Your instructions:
Track down each line that has the word "zerojedynkową" and copy it.

===== Records supplied =====

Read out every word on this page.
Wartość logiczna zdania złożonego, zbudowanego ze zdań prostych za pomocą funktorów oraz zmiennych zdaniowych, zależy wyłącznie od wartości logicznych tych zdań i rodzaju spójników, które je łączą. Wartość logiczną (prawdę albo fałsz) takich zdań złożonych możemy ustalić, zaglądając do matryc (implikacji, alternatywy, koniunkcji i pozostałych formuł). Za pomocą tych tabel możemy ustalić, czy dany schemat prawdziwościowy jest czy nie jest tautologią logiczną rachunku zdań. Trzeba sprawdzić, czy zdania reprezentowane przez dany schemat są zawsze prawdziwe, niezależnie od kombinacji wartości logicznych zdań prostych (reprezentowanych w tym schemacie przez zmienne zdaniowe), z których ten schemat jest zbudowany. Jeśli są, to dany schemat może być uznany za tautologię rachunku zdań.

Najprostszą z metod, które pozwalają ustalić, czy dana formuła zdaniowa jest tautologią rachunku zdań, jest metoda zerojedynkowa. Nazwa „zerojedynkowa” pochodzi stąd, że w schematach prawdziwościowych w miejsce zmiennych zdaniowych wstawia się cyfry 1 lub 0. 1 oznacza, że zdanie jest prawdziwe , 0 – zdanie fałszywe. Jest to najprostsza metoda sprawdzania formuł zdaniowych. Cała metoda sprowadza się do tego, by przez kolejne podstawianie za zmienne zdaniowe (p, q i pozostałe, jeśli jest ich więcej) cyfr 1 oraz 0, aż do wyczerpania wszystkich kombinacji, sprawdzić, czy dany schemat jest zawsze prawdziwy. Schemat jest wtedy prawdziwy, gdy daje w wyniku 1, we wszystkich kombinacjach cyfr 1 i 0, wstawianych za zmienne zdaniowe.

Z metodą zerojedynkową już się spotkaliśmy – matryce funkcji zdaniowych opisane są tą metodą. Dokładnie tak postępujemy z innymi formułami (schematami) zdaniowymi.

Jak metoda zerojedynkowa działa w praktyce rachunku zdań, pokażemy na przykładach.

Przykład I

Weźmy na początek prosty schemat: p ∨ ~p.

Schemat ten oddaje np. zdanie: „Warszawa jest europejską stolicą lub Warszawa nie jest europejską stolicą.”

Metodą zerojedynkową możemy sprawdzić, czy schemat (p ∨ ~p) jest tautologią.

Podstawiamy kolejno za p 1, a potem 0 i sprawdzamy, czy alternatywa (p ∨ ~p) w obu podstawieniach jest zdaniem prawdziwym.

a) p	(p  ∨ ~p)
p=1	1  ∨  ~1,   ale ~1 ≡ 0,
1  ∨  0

=====

Response to the task:
Z metodą zerojedynkową już się spotkaliśmy – matryce funkcji zdaniowych opisane są tą metodą. Dokładnie tak postępujemy z innymi formułami (schematami) zdaniowymi.
Metodą zerojedynkową możemy sprawdzić, czy schemat (p ∨ ~p) jest tautologią.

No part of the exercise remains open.